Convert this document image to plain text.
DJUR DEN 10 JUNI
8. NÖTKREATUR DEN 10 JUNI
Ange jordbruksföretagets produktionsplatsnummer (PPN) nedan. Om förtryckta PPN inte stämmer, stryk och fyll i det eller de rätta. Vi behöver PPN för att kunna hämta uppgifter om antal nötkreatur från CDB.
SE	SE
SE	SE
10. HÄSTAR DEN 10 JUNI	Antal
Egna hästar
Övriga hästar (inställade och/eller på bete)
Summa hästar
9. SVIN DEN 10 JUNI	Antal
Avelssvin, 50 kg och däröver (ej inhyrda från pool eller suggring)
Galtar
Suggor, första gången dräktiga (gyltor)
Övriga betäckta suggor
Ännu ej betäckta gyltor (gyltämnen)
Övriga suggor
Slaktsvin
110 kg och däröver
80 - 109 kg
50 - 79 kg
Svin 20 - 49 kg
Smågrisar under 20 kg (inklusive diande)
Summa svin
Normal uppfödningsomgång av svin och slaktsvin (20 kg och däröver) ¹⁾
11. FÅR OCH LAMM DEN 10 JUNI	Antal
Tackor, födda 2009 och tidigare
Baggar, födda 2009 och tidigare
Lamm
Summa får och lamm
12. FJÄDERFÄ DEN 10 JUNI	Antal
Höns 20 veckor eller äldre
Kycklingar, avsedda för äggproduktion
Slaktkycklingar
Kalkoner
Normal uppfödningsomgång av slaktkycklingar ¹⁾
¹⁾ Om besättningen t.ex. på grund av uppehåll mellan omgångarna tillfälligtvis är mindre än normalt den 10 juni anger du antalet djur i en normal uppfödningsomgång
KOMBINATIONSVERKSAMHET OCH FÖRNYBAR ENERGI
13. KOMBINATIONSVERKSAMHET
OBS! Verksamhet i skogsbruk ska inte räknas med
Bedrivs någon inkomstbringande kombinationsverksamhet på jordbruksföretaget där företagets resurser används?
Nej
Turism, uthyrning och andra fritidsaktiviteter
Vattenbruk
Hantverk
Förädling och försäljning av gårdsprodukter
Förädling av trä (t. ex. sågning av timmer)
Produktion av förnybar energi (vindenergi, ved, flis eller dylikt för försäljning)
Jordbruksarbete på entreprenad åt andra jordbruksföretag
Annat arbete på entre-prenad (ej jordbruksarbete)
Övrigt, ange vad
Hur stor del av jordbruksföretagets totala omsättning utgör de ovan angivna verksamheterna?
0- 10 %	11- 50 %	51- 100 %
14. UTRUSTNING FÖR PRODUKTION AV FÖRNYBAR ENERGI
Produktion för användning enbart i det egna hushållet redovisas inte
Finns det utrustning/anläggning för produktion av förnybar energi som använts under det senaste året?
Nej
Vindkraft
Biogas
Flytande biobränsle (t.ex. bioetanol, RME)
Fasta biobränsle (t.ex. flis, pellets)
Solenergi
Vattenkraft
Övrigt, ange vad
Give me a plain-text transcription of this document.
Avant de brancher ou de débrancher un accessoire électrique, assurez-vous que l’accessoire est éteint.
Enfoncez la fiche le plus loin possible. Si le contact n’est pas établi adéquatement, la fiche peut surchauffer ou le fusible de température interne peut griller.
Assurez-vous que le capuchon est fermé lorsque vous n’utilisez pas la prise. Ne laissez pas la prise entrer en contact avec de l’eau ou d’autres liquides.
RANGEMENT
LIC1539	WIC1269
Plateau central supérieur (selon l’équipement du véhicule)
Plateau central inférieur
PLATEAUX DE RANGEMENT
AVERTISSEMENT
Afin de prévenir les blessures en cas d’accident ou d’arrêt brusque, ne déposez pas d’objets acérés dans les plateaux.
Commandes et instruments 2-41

———

Work instructions:
Write out every line of the data that holds the word "däröver".

Task result:
Avelssvin, 50 kg och däröver (ej inhyrda från pool eller suggring)
110 kg och däröver
Normal uppfödningsomgång av svin och slaktsvin (20 kg och däröver) ¹⁾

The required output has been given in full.